» TASK
Identify all lines in the data containing the string "cos⁴θ". Copy them out.

[start of DATA FOR THIS TASK]

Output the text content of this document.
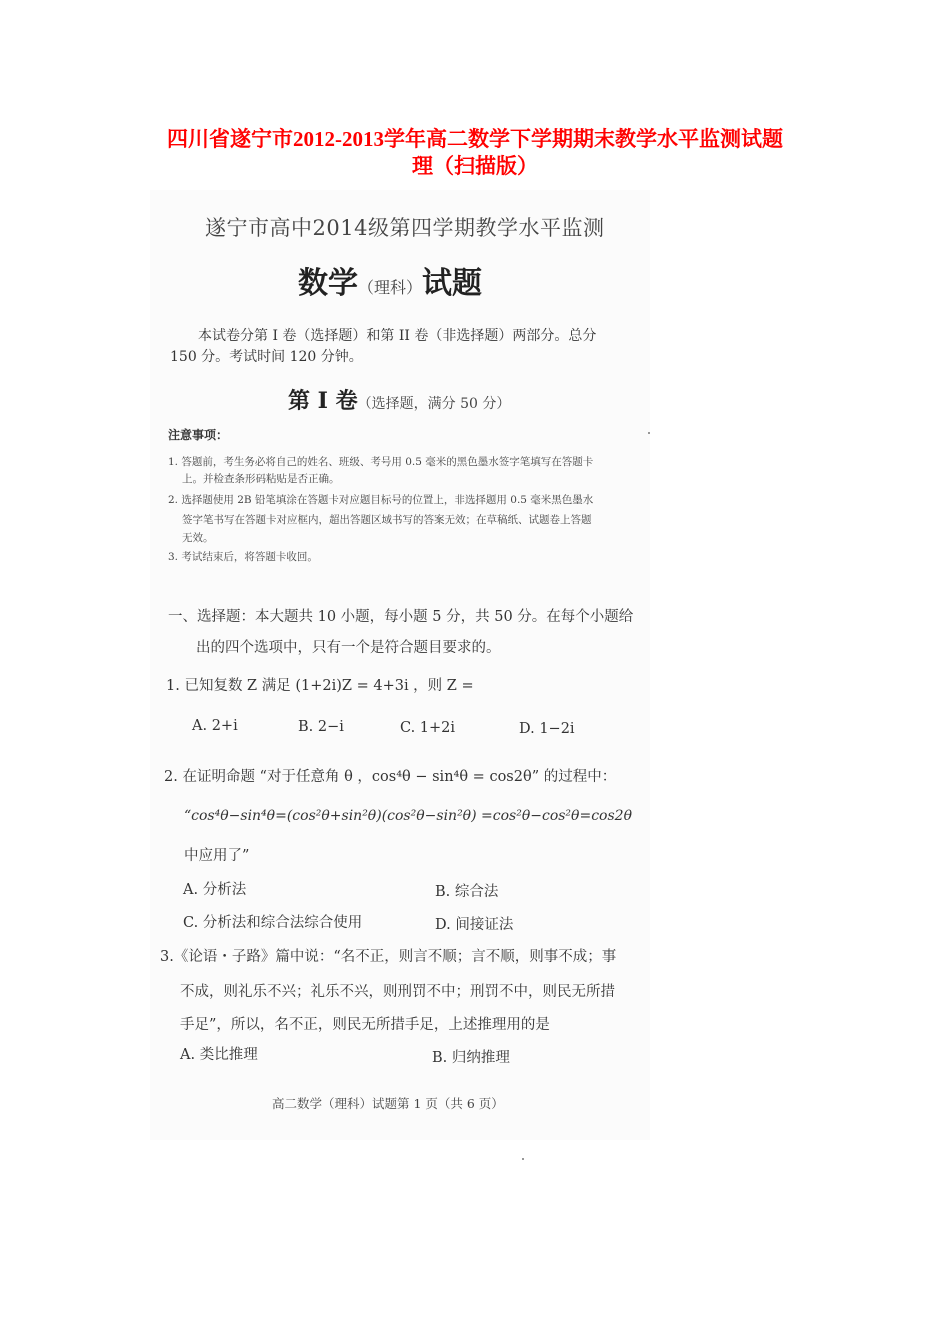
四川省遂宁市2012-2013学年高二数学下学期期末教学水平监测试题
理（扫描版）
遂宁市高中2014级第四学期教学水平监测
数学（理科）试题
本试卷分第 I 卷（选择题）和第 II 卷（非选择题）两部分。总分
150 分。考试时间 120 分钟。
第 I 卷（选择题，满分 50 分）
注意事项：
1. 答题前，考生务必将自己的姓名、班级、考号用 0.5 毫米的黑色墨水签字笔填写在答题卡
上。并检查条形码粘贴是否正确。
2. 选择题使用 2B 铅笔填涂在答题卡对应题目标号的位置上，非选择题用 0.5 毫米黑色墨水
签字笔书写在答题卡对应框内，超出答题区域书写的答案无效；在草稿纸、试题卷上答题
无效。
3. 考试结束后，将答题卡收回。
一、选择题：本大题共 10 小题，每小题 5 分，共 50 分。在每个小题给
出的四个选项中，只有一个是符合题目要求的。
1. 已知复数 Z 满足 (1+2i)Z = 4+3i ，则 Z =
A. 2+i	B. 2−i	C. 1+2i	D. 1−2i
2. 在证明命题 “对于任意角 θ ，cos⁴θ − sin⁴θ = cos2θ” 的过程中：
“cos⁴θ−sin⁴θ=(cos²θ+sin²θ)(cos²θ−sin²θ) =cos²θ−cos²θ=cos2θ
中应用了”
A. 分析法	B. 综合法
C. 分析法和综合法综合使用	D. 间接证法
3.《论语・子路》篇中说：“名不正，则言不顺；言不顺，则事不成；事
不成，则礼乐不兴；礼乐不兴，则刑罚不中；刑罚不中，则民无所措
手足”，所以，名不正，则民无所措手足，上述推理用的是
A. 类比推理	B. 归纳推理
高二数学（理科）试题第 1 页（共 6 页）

[end of DATA FOR THIS TASK]

» EXERCISE SOLUTION
2. 在证明命题 “对于任意角 θ ，cos⁴θ − sin⁴θ = cos2θ” 的过程中：
“cos⁴θ−sin⁴θ=(cos²θ+sin²θ)(cos²θ−sin²θ) =cos²θ−cos²θ=cos2θ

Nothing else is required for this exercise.